PROBLEM REQUIREMENTS: Copy all of the following data line for line, changing nothing.

EXCERPTED DATA:
○ ○ ○ ○
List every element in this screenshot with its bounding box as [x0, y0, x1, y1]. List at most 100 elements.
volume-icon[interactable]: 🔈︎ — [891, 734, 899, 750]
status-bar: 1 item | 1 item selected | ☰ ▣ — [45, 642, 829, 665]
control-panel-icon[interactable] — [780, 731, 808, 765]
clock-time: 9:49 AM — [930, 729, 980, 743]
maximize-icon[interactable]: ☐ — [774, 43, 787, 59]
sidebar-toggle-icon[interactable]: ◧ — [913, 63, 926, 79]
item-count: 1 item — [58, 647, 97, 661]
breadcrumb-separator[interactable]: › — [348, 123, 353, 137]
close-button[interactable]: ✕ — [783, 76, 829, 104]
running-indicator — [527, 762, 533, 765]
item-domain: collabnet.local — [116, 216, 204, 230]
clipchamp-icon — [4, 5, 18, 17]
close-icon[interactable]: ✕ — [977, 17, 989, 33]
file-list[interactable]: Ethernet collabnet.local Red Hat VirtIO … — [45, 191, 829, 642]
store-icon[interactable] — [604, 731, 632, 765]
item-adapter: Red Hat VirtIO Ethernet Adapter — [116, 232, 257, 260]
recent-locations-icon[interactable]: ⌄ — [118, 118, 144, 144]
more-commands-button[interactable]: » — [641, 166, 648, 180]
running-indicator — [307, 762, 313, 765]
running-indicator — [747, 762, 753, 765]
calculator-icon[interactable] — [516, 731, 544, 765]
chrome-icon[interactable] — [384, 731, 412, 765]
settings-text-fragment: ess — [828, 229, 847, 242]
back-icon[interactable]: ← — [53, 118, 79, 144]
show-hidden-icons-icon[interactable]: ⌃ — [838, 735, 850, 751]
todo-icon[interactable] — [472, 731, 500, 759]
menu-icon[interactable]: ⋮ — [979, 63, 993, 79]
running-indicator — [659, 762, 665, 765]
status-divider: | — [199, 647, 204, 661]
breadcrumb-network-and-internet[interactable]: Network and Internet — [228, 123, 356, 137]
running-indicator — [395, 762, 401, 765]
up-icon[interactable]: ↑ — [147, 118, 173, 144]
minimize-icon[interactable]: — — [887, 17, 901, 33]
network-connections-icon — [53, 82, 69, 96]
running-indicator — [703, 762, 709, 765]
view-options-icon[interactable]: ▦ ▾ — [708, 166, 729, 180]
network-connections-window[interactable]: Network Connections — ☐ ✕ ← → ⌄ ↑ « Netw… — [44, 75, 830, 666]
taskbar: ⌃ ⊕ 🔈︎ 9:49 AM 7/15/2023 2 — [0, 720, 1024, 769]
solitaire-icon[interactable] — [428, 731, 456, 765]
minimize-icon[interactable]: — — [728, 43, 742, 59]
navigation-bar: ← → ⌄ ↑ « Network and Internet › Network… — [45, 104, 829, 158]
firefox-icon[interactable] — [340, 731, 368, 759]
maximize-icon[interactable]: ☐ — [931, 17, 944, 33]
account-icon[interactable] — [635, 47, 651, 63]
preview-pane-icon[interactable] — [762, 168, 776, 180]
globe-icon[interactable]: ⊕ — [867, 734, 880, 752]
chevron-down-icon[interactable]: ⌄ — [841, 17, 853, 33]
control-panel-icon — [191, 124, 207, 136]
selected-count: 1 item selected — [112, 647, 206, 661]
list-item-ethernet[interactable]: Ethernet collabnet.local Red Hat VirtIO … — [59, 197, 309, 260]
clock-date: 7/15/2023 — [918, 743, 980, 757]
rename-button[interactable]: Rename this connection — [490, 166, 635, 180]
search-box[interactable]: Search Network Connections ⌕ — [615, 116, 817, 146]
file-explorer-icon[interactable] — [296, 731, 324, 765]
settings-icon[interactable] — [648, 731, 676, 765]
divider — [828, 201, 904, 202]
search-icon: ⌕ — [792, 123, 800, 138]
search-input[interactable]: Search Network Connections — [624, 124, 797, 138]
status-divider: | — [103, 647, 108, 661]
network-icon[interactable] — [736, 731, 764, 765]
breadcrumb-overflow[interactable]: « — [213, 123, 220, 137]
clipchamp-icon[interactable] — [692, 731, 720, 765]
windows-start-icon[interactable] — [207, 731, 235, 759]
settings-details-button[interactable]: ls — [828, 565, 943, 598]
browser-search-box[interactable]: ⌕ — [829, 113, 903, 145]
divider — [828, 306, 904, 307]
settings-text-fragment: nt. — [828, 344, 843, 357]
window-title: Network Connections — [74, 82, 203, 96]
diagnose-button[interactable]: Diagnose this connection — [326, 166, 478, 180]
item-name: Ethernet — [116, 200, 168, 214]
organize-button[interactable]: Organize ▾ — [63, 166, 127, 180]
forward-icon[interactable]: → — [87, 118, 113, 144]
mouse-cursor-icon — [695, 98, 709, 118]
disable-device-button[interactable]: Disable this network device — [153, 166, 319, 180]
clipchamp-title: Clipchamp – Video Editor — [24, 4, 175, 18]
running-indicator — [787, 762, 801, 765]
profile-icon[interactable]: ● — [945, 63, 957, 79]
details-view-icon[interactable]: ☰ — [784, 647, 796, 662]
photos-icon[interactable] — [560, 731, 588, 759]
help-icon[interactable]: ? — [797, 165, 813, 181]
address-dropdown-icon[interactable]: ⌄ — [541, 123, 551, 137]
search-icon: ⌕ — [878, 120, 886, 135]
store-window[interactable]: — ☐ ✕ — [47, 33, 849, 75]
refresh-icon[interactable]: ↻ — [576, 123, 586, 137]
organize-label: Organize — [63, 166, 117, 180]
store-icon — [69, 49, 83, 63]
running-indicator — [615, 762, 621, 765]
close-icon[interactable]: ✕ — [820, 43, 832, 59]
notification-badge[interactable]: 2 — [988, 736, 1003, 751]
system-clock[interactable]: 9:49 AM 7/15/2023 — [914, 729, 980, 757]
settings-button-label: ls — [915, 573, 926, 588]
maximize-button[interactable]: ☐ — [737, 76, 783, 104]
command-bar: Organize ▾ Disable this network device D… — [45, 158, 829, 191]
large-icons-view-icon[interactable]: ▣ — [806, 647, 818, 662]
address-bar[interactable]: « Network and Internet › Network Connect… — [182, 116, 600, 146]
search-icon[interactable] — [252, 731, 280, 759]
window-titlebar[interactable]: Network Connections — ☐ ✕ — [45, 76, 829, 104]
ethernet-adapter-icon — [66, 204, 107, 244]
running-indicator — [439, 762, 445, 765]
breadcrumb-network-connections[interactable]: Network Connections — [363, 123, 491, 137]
○ ○ ○ ○
FINISHED TASK:
List every element in this screenshot with its bounding box as [x0, y0, x1, y1]. List at most 100 elements.
volume-icon[interactable]: 🔈︎ — [891, 734, 899, 750]
status-bar: 1 item | 1 item selected | ☰ ▣ — [45, 642, 829, 665]
control-panel-icon[interactable] — [780, 731, 808, 765]
clock-time: 9:49 AM — [930, 729, 980, 743]
maximize-icon[interactable]: ☐ — [774, 43, 787, 59]
sidebar-toggle-icon[interactable]: ◧ — [913, 63, 926, 79]
item-count: 1 item — [58, 647, 97, 661]
breadcrumb-separator[interactable]: › — [348, 123, 353, 137]
close-button[interactable]: ✕ — [783, 76, 829, 104]
running-indicator — [527, 762, 533, 765]
item-domain: collabnet.local — [116, 216, 204, 230]
clipchamp-icon — [4, 5, 18, 17]
close-icon[interactable]: ✕ — [977, 17, 989, 33]
file-list[interactable]: Ethernet collabnet.local Red Hat VirtIO … — [45, 191, 829, 642]
store-icon[interactable] — [604, 731, 632, 765]
item-adapter: Red Hat VirtIO Ethernet Adapter — [116, 232, 257, 260]
recent-locations-icon[interactable]: ⌄ — [118, 118, 144, 144]
more-commands-button[interactable]: » — [641, 166, 648, 180]
running-indicator — [307, 762, 313, 765]
running-indicator — [747, 762, 753, 765]
calculator-icon[interactable] — [516, 731, 544, 765]
chrome-icon[interactable] — [384, 731, 412, 765]
settings-text-fragment: ess — [828, 229, 847, 242]
back-icon[interactable]: ← — [53, 118, 79, 144]
show-hidden-icons-icon[interactable]: ⌃ — [838, 735, 850, 751]
todo-icon[interactable] — [472, 731, 500, 759]
menu-icon[interactable]: ⋮ — [979, 63, 993, 79]
running-indicator — [659, 762, 665, 765]
status-divider: | — [199, 647, 204, 661]
breadcrumb-network-and-internet[interactable]: Network and Internet — [228, 123, 356, 137]
running-indicator — [395, 762, 401, 765]
up-icon[interactable]: ↑ — [147, 118, 173, 144]
minimize-icon[interactable]: — — [887, 17, 901, 33]
network-connections-icon — [53, 82, 69, 96]
running-indicator — [703, 762, 709, 765]
view-options-icon[interactable]: ▦ ▾ — [708, 166, 729, 180]
network-connections-window[interactable]: Network Connections — ☐ ✕ ← → ⌄ ↑ « Netw… — [44, 75, 830, 666]
taskbar: ⌃ ⊕ 🔈︎ 9:49 AM 7/15/2023 2 — [0, 720, 1024, 769]
solitaire-icon[interactable] — [428, 731, 456, 765]
minimize-icon[interactable]: — — [728, 43, 742, 59]
navigation-bar: ← → ⌄ ↑ « Network and Internet › Network… — [45, 104, 829, 158]
firefox-icon[interactable] — [340, 731, 368, 759]
maximize-icon[interactable]: ☐ — [931, 17, 944, 33]
account-icon[interactable] — [635, 47, 651, 63]
preview-pane-icon[interactable] — [762, 168, 776, 180]
globe-icon[interactable]: ⊕ — [867, 734, 880, 752]
chevron-down-icon[interactable]: ⌄ — [841, 17, 853, 33]
control-panel-icon — [191, 124, 207, 136]
selected-count: 1 item selected — [112, 647, 206, 661]
list-item-ethernet[interactable]: Ethernet collabnet.local Red Hat VirtIO … — [59, 197, 309, 260]
clock-date: 7/15/2023 — [918, 743, 980, 757]
rename-button[interactable]: Rename this connection — [490, 166, 635, 180]
search-box[interactable]: Search Network Connections ⌕ — [615, 116, 817, 146]
file-explorer-icon[interactable] — [296, 731, 324, 765]
settings-icon[interactable] — [648, 731, 676, 765]
divider — [828, 201, 904, 202]
search-icon: ⌕ — [792, 123, 800, 138]
search-input[interactable]: Search Network Connections — [624, 124, 797, 138]
status-divider: | — [103, 647, 108, 661]
network-icon[interactable] — [736, 731, 764, 765]
breadcrumb-overflow[interactable]: « — [213, 123, 220, 137]
clipchamp-icon[interactable] — [692, 731, 720, 765]
windows-start-icon[interactable] — [207, 731, 235, 759]
settings-details-button[interactable]: ls — [828, 565, 943, 598]
browser-search-box[interactable]: ⌕ — [829, 113, 903, 145]
divider — [828, 306, 904, 307]
settings-text-fragment: nt. — [828, 344, 843, 357]
window-title: Network Connections — [74, 82, 203, 96]
diagnose-button[interactable]: Diagnose this connection — [326, 166, 478, 180]
item-name: Ethernet — [116, 200, 168, 214]
organize-button[interactable]: Organize ▾ — [63, 166, 127, 180]
forward-icon[interactable]: → — [87, 118, 113, 144]
mouse-cursor-icon — [695, 98, 709, 118]
disable-device-button[interactable]: Disable this network device — [153, 166, 319, 180]
clipchamp-title: Clipchamp – Video Editor — [24, 4, 175, 18]
running-indicator — [787, 762, 801, 765]
profile-icon[interactable]: ● — [945, 63, 957, 79]
details-view-icon[interactable]: ☰ — [784, 647, 796, 662]
photos-icon[interactable] — [560, 731, 588, 759]
help-icon[interactable]: ? — [797, 165, 813, 181]
address-dropdown-icon[interactable]: ⌄ — [541, 123, 551, 137]
search-icon: ⌕ — [878, 120, 886, 135]
store-window[interactable]: — ☐ ✕ — [47, 33, 849, 75]
refresh-icon[interactable]: ↻ — [576, 123, 586, 137]
organize-label: Organize — [63, 166, 117, 180]
store-icon — [69, 49, 83, 63]
running-indicator — [615, 762, 621, 765]
close-icon[interactable]: ✕ — [820, 43, 832, 59]
notification-badge[interactable]: 2 — [988, 736, 1003, 751]
system-clock[interactable]: 9:49 AM 7/15/2023 — [914, 729, 980, 757]
settings-button-label: ls — [915, 573, 926, 588]
maximize-button[interactable]: ☐ — [737, 76, 783, 104]
command-bar: Organize ▾ Disable this network device D… — [45, 158, 829, 191]
large-icons-view-icon[interactable]: ▣ — [806, 647, 818, 662]
address-bar[interactable]: « Network and Internet › Network Connect… — [182, 116, 600, 146]
search-icon[interactable] — [252, 731, 280, 759]
window-titlebar[interactable]: Network Connections — ☐ ✕ — [45, 76, 829, 104]
ethernet-adapter-icon — [66, 204, 107, 244]
running-indicator — [439, 762, 445, 765]
breadcrumb-network-connections[interactable]: Network Connections — [363, 123, 491, 137]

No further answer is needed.